:: GIVEN INFORMATION ::

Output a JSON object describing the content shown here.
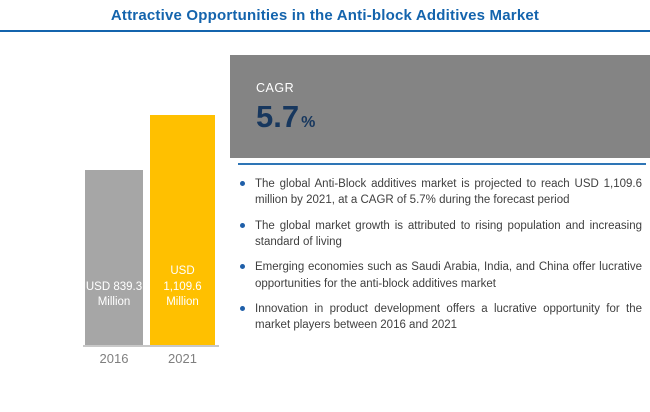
{
  "title": "Attractive Opportunities in the Anti-block Additives Market",
  "chart_data": {
    "type": "bar",
    "categories": [
      "2016",
      "2021"
    ],
    "values": [
      839.3,
      1109.6
    ],
    "bar_labels": [
      "USD 839.3 Million",
      "USD 1,109.6 Million"
    ],
    "bar_colors": [
      "#a6a6a6",
      "#ffc000"
    ],
    "title": "Attractive Opportunities in the Anti-block Additives Market",
    "xlabel": "",
    "ylabel": "",
    "ylim": [
      0,
      1200
    ],
    "grid": false,
    "legend": "none"
  },
  "cagr": {
    "label": "CAGR",
    "value": "5.7",
    "unit": "%"
  },
  "bullets": [
    "The global Anti-Block additives market is projected to reach USD 1,109.6 million by 2021, at a CAGR of 5.7% during the forecast period",
    "The global market growth is attributed to rising population and increasing standard of living",
    "Emerging economies such as Saudi Arabia, India, and China offer lucrative opportunities for the anti-block additives market",
    "Innovation in product development offers a lucrative opportunity for the market players between 2016 and 2021"
  ],
  "colors": {
    "title_blue": "#1464ad",
    "bar_gray": "#a6a6a6",
    "bar_yellow": "#ffc000",
    "cagr_bg": "#848484",
    "cagr_value_navy": "#17375e",
    "divider_blue": "#2e75b6",
    "bullet_blue": "#1f5fa9",
    "body_text": "#3f3f3f"
  }
}
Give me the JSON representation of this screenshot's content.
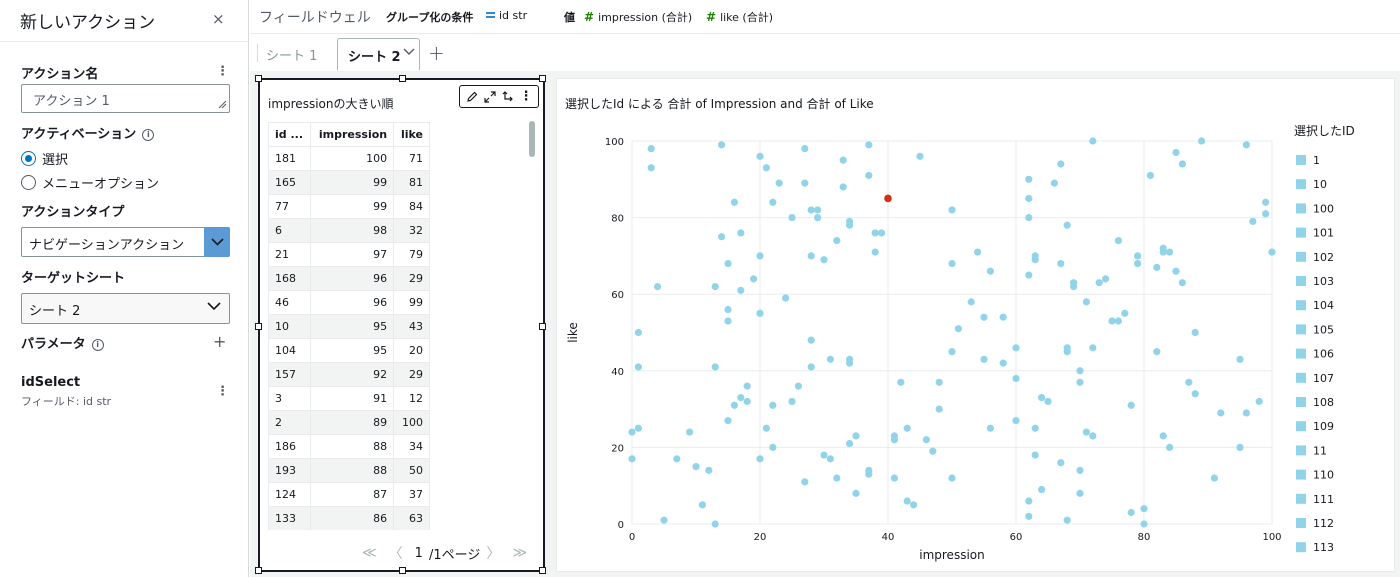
{
  "panel": {
    "title": "新しいアクション",
    "close": "×",
    "name_label": "アクション名",
    "name_value": "アクション 1",
    "activation_label": "アクティベーション",
    "activation_options": [
      "選択",
      "メニューオプション"
    ],
    "action_type_label": "アクションタイプ",
    "action_type_value": "ナビゲーションアクション",
    "target_label": "ターゲットシート",
    "target_value": "シート 2",
    "param_label": "パラメータ",
    "param_add": "+",
    "param_name": "idSelect",
    "param_field": "フィールド: id str"
  },
  "fieldwell": {
    "title": "フィールドウェル",
    "group_label": "グループ化の条件",
    "group_field": "id str",
    "value_label": "値",
    "value_fields": [
      "impression (合計)",
      "like (合計)"
    ]
  },
  "tabs": {
    "tab1": "シート 1",
    "tab2": "シート 2",
    "add": "+"
  },
  "table_visual": {
    "title": "impressionの大きい順",
    "columns": [
      "id ...",
      "impression",
      "like"
    ],
    "rows": [
      [
        "181",
        "100",
        "71"
      ],
      [
        "165",
        "99",
        "81"
      ],
      [
        "77",
        "99",
        "84"
      ],
      [
        "6",
        "98",
        "32"
      ],
      [
        "21",
        "97",
        "79"
      ],
      [
        "168",
        "96",
        "29"
      ],
      [
        "46",
        "96",
        "99"
      ],
      [
        "10",
        "95",
        "43"
      ],
      [
        "104",
        "95",
        "20"
      ],
      [
        "157",
        "92",
        "29"
      ],
      [
        "3",
        "91",
        "12"
      ],
      [
        "2",
        "89",
        "100"
      ],
      [
        "186",
        "88",
        "34"
      ],
      [
        "193",
        "88",
        "50"
      ],
      [
        "124",
        "87",
        "37"
      ],
      [
        "133",
        "86",
        "63"
      ]
    ],
    "pager_first": "≪",
    "pager_prev": "〈",
    "pager_page": "1",
    "pager_total": "/1ページ",
    "pager_next": "〉",
    "pager_last": "≫"
  },
  "scatter_visual": {
    "title": "選択したId による 合計 of Impression and 合計 of Like"
  },
  "colors": {
    "point": "#91d4ea",
    "highlight": "#d13212",
    "accent": "#0073bb"
  },
  "chart_data": {
    "type": "scatter",
    "title": "選択したId による 合計 of Impression and 合計 of Like",
    "xlabel": "impression",
    "ylabel": "like",
    "xlim": [
      0,
      100
    ],
    "ylim": [
      0,
      100
    ],
    "xticks": [
      0,
      20,
      40,
      60,
      80,
      100
    ],
    "yticks": [
      0,
      20,
      40,
      60,
      80,
      100
    ],
    "grid": true,
    "legend_title": "選択したID",
    "legend_position": "right",
    "legend": [
      "1",
      "10",
      "100",
      "101",
      "102",
      "103",
      "104",
      "105",
      "106",
      "107",
      "108",
      "109",
      "11",
      "110",
      "111",
      "112",
      "113"
    ],
    "highlight": {
      "x": 40,
      "y": 85
    },
    "points": [
      [
        100,
        71
      ],
      [
        99,
        81
      ],
      [
        99,
        84
      ],
      [
        98,
        32
      ],
      [
        97,
        79
      ],
      [
        96,
        29
      ],
      [
        96,
        99
      ],
      [
        95,
        43
      ],
      [
        95,
        20
      ],
      [
        92,
        29
      ],
      [
        91,
        12
      ],
      [
        89,
        100
      ],
      [
        88,
        34
      ],
      [
        88,
        50
      ],
      [
        87,
        37
      ],
      [
        86,
        63
      ],
      [
        0,
        17
      ],
      [
        0,
        24
      ],
      [
        1,
        25
      ],
      [
        1,
        50
      ],
      [
        1,
        41
      ],
      [
        3,
        98
      ],
      [
        3,
        93
      ],
      [
        4,
        62
      ],
      [
        5,
        1
      ],
      [
        7,
        17
      ],
      [
        9,
        24
      ],
      [
        10,
        15
      ],
      [
        11,
        5
      ],
      [
        12,
        14
      ],
      [
        13,
        0
      ],
      [
        13,
        41
      ],
      [
        13,
        62
      ],
      [
        14,
        99
      ],
      [
        14,
        75
      ],
      [
        15,
        56
      ],
      [
        15,
        53
      ],
      [
        15,
        68
      ],
      [
        15,
        27
      ],
      [
        16,
        84
      ],
      [
        16,
        31
      ],
      [
        17,
        33
      ],
      [
        17,
        61
      ],
      [
        17,
        76
      ],
      [
        18,
        36
      ],
      [
        18,
        32
      ],
      [
        19,
        64
      ],
      [
        20,
        96
      ],
      [
        20,
        70
      ],
      [
        20,
        55
      ],
      [
        20,
        17
      ],
      [
        21,
        93
      ],
      [
        21,
        25
      ],
      [
        22,
        84
      ],
      [
        22,
        31
      ],
      [
        22,
        20
      ],
      [
        23,
        89
      ],
      [
        24,
        59
      ],
      [
        25,
        80
      ],
      [
        25,
        32
      ],
      [
        26,
        36
      ],
      [
        27,
        11
      ],
      [
        27,
        98
      ],
      [
        27,
        89
      ],
      [
        28,
        82
      ],
      [
        28,
        70
      ],
      [
        28,
        48
      ],
      [
        28,
        41
      ],
      [
        29,
        82
      ],
      [
        29,
        80
      ],
      [
        30,
        18
      ],
      [
        30,
        69
      ],
      [
        31,
        17
      ],
      [
        31,
        43
      ],
      [
        32,
        74
      ],
      [
        32,
        12
      ],
      [
        33,
        88
      ],
      [
        33,
        95
      ],
      [
        34,
        79
      ],
      [
        34,
        78
      ],
      [
        34,
        43
      ],
      [
        34,
        42
      ],
      [
        34,
        21
      ],
      [
        35,
        23
      ],
      [
        35,
        8
      ],
      [
        37,
        99
      ],
      [
        37,
        91
      ],
      [
        37,
        14
      ],
      [
        37,
        13
      ],
      [
        38,
        76
      ],
      [
        38,
        71
      ],
      [
        39,
        76
      ],
      [
        41,
        23
      ],
      [
        41,
        22
      ],
      [
        41,
        12
      ],
      [
        42,
        37
      ],
      [
        43,
        25
      ],
      [
        43,
        6
      ],
      [
        44,
        5
      ],
      [
        45,
        96
      ],
      [
        46,
        22
      ],
      [
        47,
        19
      ],
      [
        48,
        37
      ],
      [
        48,
        30
      ],
      [
        50,
        82
      ],
      [
        50,
        68
      ],
      [
        50,
        45
      ],
      [
        50,
        12
      ],
      [
        51,
        51
      ],
      [
        53,
        58
      ],
      [
        54,
        71
      ],
      [
        55,
        54
      ],
      [
        55,
        43
      ],
      [
        56,
        66
      ],
      [
        56,
        25
      ],
      [
        58,
        54
      ],
      [
        58,
        42
      ],
      [
        60,
        46
      ],
      [
        60,
        38
      ],
      [
        60,
        27
      ],
      [
        62,
        90
      ],
      [
        62,
        85
      ],
      [
        62,
        80
      ],
      [
        62,
        65
      ],
      [
        62,
        6
      ],
      [
        62,
        2
      ],
      [
        63,
        70
      ],
      [
        63,
        69
      ],
      [
        63,
        25
      ],
      [
        63,
        18
      ],
      [
        64,
        9
      ],
      [
        64,
        33
      ],
      [
        65,
        32
      ],
      [
        66,
        89
      ],
      [
        67,
        94
      ],
      [
        67,
        68
      ],
      [
        67,
        16
      ],
      [
        68,
        1
      ],
      [
        68,
        46
      ],
      [
        68,
        45
      ],
      [
        68,
        78
      ],
      [
        69,
        63
      ],
      [
        69,
        62
      ],
      [
        70,
        14
      ],
      [
        70,
        40
      ],
      [
        70,
        37
      ],
      [
        70,
        8
      ],
      [
        71,
        58
      ],
      [
        71,
        24
      ],
      [
        72,
        100
      ],
      [
        72,
        46
      ],
      [
        72,
        23
      ],
      [
        73,
        63
      ],
      [
        74,
        64
      ],
      [
        75,
        53
      ],
      [
        76,
        74
      ],
      [
        76,
        53
      ],
      [
        77,
        55
      ],
      [
        78,
        31
      ],
      [
        78,
        3
      ],
      [
        79,
        68
      ],
      [
        79,
        70
      ],
      [
        80,
        4
      ],
      [
        80,
        0
      ],
      [
        81,
        91
      ],
      [
        82,
        45
      ],
      [
        82,
        67
      ],
      [
        83,
        71
      ],
      [
        83,
        72
      ],
      [
        83,
        23
      ],
      [
        84,
        71
      ],
      [
        84,
        20
      ],
      [
        85,
        66
      ],
      [
        85,
        97
      ],
      [
        86,
        94
      ]
    ]
  }
}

:: AIM OF THE EXERCISE ::
Pick out the lines above that hold the string "content" and show them.

:: RESULT OF THE TASK ::
Output a JSON object describing the content shown here.
Give me the JSON representation of this screenshot's content.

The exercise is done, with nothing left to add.